⟨
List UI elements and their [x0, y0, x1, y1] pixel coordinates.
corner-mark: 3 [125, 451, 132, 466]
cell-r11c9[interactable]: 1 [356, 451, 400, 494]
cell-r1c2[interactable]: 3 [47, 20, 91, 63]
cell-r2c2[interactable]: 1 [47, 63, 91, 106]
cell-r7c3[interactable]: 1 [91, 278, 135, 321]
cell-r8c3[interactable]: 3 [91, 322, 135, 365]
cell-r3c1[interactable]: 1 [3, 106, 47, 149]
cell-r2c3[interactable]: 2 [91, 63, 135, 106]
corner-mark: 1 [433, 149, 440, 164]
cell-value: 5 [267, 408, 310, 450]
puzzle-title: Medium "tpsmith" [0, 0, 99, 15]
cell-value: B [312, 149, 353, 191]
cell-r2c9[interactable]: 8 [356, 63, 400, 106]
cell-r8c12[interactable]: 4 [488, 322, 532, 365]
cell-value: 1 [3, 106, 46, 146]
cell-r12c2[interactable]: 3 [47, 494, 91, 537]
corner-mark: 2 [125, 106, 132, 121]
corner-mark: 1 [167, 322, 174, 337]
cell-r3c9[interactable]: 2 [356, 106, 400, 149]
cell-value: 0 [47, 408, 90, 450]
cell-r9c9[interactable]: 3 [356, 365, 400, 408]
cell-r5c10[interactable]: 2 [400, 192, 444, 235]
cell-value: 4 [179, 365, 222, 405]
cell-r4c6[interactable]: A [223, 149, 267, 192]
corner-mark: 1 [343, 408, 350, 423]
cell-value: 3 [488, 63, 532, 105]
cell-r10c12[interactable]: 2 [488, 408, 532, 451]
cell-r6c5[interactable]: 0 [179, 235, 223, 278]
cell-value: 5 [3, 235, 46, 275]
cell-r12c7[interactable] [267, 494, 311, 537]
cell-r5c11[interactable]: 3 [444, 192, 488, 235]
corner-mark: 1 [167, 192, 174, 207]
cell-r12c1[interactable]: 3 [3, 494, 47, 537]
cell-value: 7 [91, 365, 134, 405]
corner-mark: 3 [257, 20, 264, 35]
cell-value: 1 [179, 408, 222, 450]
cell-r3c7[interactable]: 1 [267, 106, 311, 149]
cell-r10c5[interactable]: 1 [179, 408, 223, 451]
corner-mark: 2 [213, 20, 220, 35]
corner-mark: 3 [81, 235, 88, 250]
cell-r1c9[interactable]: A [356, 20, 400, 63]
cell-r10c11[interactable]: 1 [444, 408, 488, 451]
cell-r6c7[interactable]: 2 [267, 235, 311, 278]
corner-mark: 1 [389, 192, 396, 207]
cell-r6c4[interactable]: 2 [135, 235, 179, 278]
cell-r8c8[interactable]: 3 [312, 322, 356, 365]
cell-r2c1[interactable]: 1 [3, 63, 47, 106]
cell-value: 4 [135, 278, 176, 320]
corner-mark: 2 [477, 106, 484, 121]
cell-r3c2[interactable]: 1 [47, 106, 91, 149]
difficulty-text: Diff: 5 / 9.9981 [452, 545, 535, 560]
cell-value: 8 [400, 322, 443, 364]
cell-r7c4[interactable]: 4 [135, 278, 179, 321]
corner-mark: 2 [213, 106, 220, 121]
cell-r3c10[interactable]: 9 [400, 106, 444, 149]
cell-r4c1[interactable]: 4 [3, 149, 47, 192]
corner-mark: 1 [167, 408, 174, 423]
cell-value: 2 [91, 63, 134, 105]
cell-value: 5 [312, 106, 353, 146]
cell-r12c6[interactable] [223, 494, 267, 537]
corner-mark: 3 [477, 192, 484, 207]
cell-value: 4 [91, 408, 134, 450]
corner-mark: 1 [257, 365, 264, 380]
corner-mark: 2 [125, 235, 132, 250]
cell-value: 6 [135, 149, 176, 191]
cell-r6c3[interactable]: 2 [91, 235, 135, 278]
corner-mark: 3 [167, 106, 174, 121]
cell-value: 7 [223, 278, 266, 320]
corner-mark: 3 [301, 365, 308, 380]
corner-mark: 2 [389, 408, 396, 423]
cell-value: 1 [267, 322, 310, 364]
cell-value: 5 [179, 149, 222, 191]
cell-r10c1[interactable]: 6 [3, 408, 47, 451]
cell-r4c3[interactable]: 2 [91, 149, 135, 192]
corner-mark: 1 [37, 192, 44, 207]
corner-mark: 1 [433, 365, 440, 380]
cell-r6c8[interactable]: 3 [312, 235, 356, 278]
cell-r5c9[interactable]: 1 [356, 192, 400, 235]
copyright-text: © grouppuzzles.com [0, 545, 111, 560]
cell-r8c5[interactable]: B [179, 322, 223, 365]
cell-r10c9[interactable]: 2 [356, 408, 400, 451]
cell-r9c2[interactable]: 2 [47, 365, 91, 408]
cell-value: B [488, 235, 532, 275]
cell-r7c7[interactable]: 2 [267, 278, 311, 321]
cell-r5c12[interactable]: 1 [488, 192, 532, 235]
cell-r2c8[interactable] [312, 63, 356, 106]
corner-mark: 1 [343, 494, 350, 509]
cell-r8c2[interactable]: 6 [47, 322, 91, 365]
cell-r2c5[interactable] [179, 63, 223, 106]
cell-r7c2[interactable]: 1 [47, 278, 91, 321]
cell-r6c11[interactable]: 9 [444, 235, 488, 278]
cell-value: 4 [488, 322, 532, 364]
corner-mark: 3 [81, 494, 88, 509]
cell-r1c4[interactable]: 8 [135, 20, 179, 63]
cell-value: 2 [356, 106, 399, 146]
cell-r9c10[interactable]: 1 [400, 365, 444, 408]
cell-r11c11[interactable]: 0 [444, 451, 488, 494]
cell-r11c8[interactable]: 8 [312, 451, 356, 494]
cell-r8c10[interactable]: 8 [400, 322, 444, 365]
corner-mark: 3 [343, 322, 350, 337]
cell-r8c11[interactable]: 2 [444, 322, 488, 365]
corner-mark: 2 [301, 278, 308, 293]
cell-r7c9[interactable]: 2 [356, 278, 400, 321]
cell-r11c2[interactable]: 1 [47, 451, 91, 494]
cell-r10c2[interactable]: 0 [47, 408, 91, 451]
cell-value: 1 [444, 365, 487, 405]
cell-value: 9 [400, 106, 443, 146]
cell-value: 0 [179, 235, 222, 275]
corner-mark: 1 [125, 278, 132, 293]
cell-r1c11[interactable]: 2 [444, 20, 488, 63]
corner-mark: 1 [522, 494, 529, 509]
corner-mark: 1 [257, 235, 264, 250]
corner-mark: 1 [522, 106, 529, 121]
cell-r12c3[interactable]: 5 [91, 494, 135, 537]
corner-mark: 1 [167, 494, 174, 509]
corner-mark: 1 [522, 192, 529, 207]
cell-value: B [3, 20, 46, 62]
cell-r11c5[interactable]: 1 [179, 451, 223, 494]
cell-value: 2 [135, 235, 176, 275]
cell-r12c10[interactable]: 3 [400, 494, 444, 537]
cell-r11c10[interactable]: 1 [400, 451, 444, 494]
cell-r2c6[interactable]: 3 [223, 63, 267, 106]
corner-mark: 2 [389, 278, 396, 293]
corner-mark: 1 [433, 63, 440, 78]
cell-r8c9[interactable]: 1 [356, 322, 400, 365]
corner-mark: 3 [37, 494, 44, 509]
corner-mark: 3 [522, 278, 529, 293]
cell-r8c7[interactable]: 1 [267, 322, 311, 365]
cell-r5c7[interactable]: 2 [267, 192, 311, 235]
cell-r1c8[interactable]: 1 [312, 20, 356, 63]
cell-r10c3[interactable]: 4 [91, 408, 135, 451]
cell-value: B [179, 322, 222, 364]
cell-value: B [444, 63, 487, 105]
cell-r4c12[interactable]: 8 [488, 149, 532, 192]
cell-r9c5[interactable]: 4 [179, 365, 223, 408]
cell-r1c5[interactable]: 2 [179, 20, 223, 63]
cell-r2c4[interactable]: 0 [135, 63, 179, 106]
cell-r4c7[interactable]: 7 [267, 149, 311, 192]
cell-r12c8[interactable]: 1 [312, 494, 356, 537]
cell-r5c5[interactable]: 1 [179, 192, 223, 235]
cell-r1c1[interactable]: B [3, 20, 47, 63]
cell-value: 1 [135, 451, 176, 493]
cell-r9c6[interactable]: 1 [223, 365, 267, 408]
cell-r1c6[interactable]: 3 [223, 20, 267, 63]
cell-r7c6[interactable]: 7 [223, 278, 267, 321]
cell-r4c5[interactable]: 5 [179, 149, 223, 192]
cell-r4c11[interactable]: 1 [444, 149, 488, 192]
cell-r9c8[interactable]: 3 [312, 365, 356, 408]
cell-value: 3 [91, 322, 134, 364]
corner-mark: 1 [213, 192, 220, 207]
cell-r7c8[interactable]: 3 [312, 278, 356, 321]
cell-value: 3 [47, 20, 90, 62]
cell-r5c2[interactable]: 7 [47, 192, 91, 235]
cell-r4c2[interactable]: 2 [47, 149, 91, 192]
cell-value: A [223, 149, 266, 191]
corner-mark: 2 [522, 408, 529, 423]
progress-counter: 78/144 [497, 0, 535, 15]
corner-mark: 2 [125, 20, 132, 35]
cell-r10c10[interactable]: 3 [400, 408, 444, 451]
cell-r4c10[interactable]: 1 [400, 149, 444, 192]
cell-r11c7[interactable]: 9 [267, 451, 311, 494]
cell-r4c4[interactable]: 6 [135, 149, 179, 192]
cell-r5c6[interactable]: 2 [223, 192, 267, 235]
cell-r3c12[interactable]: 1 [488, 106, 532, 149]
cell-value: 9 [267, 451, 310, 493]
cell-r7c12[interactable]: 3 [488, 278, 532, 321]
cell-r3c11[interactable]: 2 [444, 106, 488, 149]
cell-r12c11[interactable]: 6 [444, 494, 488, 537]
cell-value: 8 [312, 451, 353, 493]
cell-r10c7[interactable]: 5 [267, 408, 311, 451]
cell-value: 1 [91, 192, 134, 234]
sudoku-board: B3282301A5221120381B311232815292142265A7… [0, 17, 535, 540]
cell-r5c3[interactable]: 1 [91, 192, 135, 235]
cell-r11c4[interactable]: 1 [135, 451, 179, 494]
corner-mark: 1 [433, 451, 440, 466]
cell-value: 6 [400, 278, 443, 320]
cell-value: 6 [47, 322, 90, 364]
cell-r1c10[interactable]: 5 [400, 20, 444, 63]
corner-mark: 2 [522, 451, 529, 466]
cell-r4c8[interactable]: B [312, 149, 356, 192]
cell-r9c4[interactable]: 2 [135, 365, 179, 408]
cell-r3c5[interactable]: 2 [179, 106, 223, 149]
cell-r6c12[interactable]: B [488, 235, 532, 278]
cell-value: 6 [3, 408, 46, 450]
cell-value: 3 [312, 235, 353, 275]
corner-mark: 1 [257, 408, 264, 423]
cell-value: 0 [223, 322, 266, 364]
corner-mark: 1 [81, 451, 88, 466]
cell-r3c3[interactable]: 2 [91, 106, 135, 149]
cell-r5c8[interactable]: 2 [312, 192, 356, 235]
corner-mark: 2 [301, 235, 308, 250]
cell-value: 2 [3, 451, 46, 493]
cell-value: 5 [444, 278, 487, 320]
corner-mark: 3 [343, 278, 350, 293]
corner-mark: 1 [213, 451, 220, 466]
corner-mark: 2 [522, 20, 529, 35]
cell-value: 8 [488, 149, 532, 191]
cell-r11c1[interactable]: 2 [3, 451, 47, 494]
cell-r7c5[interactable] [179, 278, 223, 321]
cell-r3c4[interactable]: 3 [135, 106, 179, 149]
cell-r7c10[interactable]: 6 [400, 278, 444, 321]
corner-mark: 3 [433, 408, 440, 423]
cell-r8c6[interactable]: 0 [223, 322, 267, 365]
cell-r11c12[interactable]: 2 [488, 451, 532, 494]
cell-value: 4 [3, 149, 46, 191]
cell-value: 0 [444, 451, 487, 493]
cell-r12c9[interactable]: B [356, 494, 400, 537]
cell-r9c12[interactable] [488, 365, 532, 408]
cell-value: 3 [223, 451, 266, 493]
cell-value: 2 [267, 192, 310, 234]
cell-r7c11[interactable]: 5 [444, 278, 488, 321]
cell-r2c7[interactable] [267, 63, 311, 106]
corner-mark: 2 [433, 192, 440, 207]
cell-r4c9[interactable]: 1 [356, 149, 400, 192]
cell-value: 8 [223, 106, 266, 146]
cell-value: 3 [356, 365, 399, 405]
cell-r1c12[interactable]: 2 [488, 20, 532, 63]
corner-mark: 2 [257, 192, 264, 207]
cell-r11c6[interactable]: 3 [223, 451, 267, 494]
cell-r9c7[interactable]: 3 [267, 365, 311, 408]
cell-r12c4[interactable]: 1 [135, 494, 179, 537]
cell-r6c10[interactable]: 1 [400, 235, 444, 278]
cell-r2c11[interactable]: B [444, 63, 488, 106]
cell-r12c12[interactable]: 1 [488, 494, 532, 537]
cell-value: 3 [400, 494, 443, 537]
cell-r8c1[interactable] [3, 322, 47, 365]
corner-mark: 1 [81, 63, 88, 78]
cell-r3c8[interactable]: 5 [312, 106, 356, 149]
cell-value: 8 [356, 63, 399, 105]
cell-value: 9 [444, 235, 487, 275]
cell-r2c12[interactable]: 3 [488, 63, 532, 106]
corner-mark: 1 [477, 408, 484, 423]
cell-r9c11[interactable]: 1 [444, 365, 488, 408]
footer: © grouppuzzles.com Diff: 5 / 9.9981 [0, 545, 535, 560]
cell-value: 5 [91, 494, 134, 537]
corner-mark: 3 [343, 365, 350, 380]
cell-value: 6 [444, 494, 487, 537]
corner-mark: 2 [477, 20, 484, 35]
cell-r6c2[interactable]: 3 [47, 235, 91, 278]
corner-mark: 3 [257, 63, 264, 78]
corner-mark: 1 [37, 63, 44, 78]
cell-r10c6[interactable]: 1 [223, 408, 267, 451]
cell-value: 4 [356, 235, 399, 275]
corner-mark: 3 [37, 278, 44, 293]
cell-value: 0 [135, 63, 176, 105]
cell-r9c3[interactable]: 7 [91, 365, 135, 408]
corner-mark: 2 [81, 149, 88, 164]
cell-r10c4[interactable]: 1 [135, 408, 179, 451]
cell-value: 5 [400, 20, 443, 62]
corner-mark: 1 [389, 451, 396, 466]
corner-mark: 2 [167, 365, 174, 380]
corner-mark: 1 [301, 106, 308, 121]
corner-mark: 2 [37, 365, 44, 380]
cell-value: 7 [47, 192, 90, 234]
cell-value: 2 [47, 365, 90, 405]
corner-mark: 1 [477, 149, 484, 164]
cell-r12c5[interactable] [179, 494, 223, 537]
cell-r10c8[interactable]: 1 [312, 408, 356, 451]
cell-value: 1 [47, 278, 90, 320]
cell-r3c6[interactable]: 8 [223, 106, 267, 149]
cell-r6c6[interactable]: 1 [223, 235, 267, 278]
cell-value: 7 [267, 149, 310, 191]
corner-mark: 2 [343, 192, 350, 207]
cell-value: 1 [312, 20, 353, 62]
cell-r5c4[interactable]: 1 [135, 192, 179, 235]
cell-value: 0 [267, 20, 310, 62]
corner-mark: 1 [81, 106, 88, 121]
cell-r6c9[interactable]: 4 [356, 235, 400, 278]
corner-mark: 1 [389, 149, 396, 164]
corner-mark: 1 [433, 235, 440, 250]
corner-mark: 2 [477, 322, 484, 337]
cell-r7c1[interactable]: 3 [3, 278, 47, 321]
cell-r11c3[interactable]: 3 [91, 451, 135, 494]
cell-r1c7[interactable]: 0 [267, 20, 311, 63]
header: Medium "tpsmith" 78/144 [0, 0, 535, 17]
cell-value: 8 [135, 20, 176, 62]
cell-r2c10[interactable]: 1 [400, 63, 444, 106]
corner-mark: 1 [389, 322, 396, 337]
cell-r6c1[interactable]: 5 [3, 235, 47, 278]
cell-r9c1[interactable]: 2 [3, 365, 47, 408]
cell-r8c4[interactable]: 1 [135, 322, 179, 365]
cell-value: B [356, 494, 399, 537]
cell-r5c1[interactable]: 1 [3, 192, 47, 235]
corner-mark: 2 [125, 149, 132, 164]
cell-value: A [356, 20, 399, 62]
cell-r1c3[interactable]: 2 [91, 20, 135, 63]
⟩
§ **What the task requires**:
Reproduce the listing from its first line through the line with "cell-r2c9[interactable]: 8 [356, 63, 400, 106]", switching "corner-mark" to "corner-note" and leaving everything else unchanged.

§ **Result for this exercise**:
List UI elements and their [x0, y0, x1, y1] pixel coordinates.
corner-note: 3 [125, 451, 132, 466]
cell-r11c9[interactable]: 1 [356, 451, 400, 494]
cell-r1c2[interactable]: 3 [47, 20, 91, 63]
cell-r2c2[interactable]: 1 [47, 63, 91, 106]
cell-r7c3[interactable]: 1 [91, 278, 135, 321]
cell-r8c3[interactable]: 3 [91, 322, 135, 365]
cell-r3c1[interactable]: 1 [3, 106, 47, 149]
cell-r2c3[interactable]: 2 [91, 63, 135, 106]
corner-note: 1 [433, 149, 440, 164]
cell-value: 5 [267, 408, 310, 450]
puzzle-title: Medium "tpsmith" [0, 0, 99, 15]
cell-value: B [312, 149, 353, 191]
cell-r2c9[interactable]: 8 [356, 63, 400, 106]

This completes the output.